> [Required work] Gather each line containing the string "JSON" from these entries.

[Chart and figure data]
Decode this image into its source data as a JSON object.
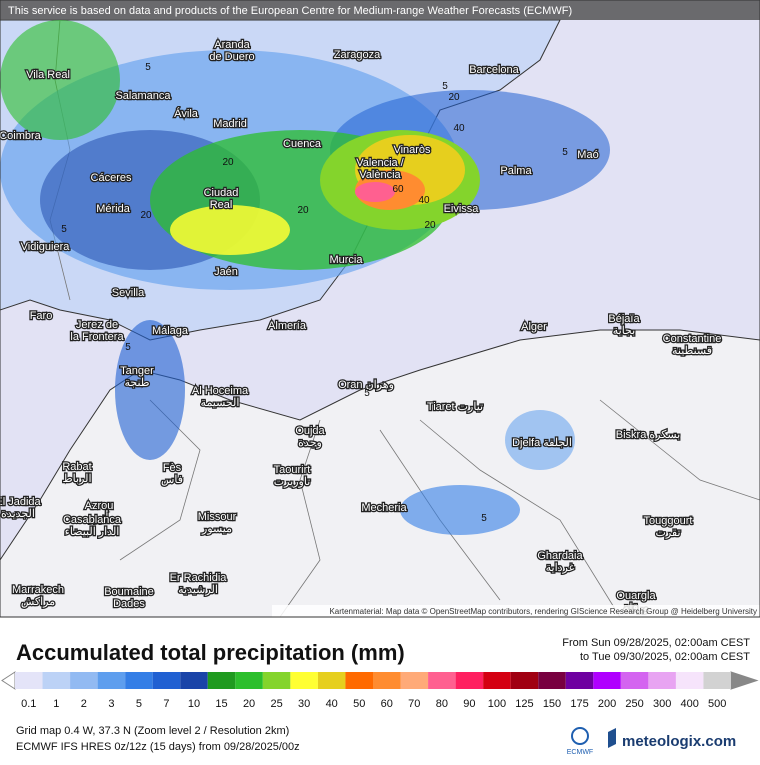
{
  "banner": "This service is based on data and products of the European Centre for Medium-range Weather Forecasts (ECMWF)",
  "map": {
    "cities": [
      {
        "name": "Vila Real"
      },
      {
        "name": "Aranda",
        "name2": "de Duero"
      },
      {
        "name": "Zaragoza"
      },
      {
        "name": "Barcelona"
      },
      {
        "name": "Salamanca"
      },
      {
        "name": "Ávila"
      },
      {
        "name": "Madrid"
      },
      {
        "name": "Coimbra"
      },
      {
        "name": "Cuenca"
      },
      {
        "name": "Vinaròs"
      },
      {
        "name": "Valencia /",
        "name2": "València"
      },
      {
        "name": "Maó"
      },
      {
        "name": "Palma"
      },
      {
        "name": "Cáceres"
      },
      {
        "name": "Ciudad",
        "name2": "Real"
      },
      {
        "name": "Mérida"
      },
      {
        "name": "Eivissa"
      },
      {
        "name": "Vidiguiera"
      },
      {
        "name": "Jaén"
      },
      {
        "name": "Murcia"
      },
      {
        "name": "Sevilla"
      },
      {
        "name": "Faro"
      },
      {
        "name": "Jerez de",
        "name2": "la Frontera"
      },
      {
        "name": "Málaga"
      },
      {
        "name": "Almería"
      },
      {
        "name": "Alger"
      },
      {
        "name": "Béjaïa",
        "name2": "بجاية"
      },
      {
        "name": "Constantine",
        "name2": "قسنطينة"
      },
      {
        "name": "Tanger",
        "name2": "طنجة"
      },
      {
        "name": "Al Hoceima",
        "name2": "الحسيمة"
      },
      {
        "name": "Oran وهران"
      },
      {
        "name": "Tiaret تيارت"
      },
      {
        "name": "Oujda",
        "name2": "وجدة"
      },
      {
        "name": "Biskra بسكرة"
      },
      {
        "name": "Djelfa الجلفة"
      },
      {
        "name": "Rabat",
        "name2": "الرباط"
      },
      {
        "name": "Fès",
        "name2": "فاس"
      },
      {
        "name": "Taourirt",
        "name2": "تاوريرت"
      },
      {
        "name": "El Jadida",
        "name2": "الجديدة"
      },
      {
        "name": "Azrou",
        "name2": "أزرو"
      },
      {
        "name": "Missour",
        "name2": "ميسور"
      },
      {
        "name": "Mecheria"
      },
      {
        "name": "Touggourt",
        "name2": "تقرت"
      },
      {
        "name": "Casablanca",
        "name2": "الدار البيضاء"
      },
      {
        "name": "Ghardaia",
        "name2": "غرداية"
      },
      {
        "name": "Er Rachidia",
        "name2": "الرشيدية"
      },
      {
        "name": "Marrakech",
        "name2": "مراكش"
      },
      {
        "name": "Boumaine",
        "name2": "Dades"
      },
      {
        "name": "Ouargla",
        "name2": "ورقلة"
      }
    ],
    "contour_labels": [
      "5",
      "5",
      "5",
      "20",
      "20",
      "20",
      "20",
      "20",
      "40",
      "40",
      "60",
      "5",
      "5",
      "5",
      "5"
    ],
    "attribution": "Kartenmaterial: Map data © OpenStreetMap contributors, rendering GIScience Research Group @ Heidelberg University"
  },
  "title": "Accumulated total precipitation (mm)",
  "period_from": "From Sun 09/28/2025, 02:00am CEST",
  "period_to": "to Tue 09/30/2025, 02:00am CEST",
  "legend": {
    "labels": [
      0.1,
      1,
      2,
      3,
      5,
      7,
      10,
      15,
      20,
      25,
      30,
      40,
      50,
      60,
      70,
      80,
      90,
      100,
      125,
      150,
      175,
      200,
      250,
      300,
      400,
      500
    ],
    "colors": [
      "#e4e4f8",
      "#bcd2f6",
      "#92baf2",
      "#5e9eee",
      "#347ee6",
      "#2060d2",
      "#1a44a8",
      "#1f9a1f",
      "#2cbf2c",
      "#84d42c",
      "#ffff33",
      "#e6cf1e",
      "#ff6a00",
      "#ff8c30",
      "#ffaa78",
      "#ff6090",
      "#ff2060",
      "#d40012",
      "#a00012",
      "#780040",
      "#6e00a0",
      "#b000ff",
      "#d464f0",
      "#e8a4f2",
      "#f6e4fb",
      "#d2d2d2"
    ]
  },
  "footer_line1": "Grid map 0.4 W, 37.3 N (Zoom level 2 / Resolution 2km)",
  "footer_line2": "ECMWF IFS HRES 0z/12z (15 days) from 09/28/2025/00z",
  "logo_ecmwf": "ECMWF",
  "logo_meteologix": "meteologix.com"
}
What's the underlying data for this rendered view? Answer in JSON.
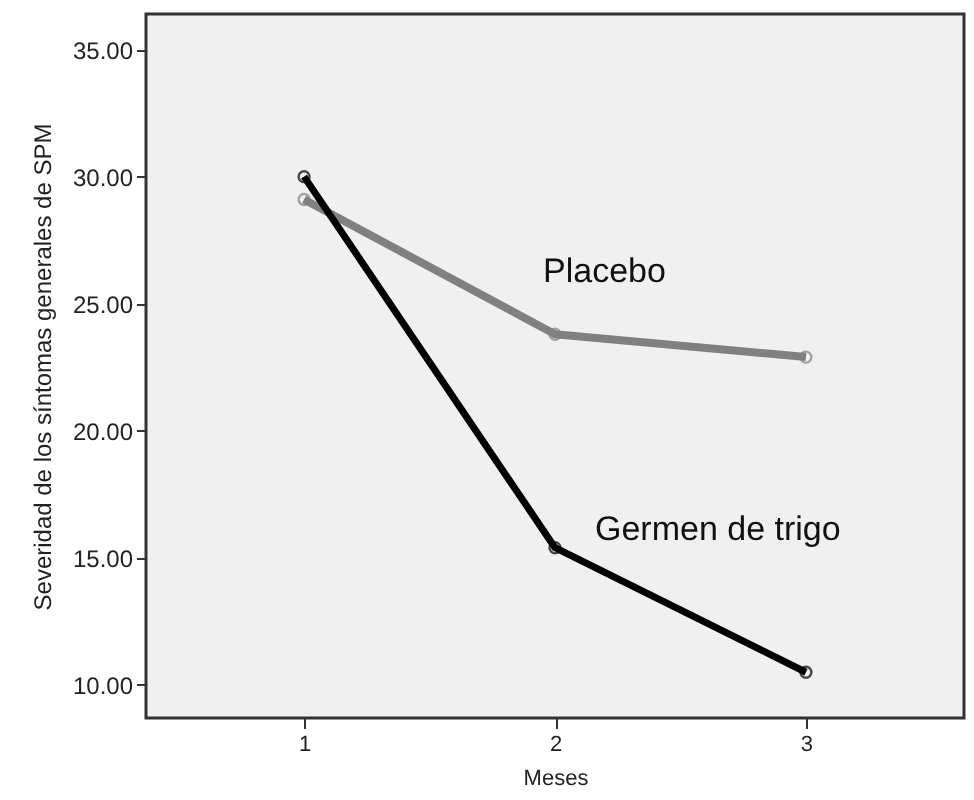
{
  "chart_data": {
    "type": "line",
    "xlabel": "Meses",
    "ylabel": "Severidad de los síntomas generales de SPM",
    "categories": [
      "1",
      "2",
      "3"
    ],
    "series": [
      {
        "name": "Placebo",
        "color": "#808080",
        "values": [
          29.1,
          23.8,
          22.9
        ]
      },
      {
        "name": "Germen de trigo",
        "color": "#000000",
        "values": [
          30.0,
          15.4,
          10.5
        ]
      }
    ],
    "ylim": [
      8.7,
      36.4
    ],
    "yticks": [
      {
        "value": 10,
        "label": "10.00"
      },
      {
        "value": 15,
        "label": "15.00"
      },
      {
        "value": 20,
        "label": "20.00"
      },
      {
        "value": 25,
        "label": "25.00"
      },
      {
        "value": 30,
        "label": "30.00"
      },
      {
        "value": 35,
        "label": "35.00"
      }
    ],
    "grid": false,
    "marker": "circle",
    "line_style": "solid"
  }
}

> [Response]
Decode this image into its source data as a JSON object.
What's the underlying data for this rendered view? Answer in JSON.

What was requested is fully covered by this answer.